▸ Short problem
All of the records listed below should be retyped exactly.

▸ Data listing
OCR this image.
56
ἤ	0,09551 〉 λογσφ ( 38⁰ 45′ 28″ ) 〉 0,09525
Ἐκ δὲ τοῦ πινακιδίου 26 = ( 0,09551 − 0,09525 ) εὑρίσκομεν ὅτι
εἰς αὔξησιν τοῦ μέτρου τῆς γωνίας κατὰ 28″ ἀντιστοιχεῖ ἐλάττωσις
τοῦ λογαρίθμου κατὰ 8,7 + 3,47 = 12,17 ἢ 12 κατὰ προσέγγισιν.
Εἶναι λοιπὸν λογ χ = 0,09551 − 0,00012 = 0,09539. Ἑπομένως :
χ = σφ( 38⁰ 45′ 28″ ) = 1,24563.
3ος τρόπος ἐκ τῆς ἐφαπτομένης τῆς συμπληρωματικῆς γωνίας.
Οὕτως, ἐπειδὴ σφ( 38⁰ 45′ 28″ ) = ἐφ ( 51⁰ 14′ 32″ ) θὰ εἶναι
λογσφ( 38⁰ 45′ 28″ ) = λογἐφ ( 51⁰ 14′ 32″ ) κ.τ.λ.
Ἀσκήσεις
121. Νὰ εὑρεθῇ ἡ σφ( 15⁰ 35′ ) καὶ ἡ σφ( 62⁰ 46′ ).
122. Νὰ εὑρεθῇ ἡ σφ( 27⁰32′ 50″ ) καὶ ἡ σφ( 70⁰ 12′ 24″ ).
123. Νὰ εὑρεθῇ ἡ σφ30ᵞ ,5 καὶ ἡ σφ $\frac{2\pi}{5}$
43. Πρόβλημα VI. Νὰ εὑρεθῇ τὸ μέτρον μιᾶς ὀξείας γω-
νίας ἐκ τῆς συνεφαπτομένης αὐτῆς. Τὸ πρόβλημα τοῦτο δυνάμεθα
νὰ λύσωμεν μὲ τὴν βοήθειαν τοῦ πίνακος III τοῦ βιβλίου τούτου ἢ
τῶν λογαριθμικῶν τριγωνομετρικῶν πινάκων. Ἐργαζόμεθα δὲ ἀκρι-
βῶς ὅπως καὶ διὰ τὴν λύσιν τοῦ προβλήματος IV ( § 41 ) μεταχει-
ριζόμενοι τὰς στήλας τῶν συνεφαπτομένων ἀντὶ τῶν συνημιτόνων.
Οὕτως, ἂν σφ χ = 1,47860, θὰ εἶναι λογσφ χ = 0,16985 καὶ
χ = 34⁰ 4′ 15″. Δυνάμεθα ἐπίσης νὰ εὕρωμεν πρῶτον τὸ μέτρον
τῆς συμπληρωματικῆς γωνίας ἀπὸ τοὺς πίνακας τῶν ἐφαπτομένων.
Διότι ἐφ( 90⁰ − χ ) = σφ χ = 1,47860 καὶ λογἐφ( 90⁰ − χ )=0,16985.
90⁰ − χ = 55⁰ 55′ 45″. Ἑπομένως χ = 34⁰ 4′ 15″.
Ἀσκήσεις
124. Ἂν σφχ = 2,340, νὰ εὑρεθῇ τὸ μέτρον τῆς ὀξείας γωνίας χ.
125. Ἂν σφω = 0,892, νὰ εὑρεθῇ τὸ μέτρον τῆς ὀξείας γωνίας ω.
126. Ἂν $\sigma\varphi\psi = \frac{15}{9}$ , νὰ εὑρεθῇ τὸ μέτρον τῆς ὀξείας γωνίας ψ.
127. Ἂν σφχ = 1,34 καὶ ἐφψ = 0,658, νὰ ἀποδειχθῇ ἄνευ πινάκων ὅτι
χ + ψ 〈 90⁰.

▸ Complete answer
OCR this image.
56
ἤ	0,09551 〉 λογσφ ( 38⁰ 45′ 28″ ) 〉 0,09525
Ἐκ δὲ τοῦ πινακιδίου 26 = ( 0,09551 − 0,09525 ) εὑρίσκομεν ὅτι
εἰς αὔξησιν τοῦ μέτρου τῆς γωνίας κατὰ 28″ ἀντιστοιχεῖ ἐλάττωσις
τοῦ λογαρίθμου κατὰ 8,7 + 3,47 = 12,17 ἢ 12 κατὰ προσέγγισιν.
Εἶναι λοιπὸν λογ χ = 0,09551 − 0,00012 = 0,09539. Ἑπομένως :
χ = σφ( 38⁰ 45′ 28″ ) = 1,24563.
3ος τρόπος ἐκ τῆς ἐφαπτομένης τῆς συμπληρωματικῆς γωνίας.
Οὕτως, ἐπειδὴ σφ( 38⁰ 45′ 28″ ) = ἐφ ( 51⁰ 14′ 32″ ) θὰ εἶναι
λογσφ( 38⁰ 45′ 28″ ) = λογἐφ ( 51⁰ 14′ 32″ ) κ.τ.λ.
Ἀσκήσεις
121. Νὰ εὑρεθῇ ἡ σφ( 15⁰ 35′ ) καὶ ἡ σφ( 62⁰ 46′ ).
122. Νὰ εὑρεθῇ ἡ σφ( 27⁰32′ 50″ ) καὶ ἡ σφ( 70⁰ 12′ 24″ ).
123. Νὰ εὑρεθῇ ἡ σφ30ᵞ ,5 καὶ ἡ σφ $\frac{2\pi}{5}$
43. Πρόβλημα VI. Νὰ εὑρεθῇ τὸ μέτρον μιᾶς ὀξείας γω-
νίας ἐκ τῆς συνεφαπτομένης αὐτῆς. Τὸ πρόβλημα τοῦτο δυνάμεθα
νὰ λύσωμεν μὲ τὴν βοήθειαν τοῦ πίνακος III τοῦ βιβλίου τούτου ἢ
τῶν λογαριθμικῶν τριγωνομετρικῶν πινάκων. Ἐργαζόμεθα δὲ ἀκρι-
βῶς ὅπως καὶ διὰ τὴν λύσιν τοῦ προβλήματος IV ( § 41 ) μεταχει-
ριζόμενοι τὰς στήλας τῶν συνεφαπτομένων ἀντὶ τῶν συνημιτόνων.
Οὕτως, ἂν σφ χ = 1,47860, θὰ εἶναι λογσφ χ = 0,16985 καὶ
χ = 34⁰ 4′ 15″. Δυνάμεθα ἐπίσης νὰ εὕρωμεν πρῶτον τὸ μέτρον
τῆς συμπληρωματικῆς γωνίας ἀπὸ τοὺς πίνακας τῶν ἐφαπτομένων.
Διότι ἐφ( 90⁰ − χ ) = σφ χ = 1,47860 καὶ λογἐφ( 90⁰ − χ )=0,16985.
90⁰ − χ = 55⁰ 55′ 45″. Ἑπομένως χ = 34⁰ 4′ 15″.
Ἀσκήσεις
124. Ἂν σφχ = 2,340, νὰ εὑρεθῇ τὸ μέτρον τῆς ὀξείας γωνίας χ.
125. Ἂν σφω = 0,892, νὰ εὑρεθῇ τὸ μέτρον τῆς ὀξείας γωνίας ω.
126. Ἂν $\sigma\varphi\psi = \frac{15}{9}$ , νὰ εὑρεθῇ τὸ μέτρον τῆς ὀξείας γωνίας ψ.
127. Ἂν σφχ = 1,34 καὶ ἐφψ = 0,658, νὰ ἀποδειχθῇ ἄνευ πινάκων ὅτι
χ + ψ 〈 90⁰.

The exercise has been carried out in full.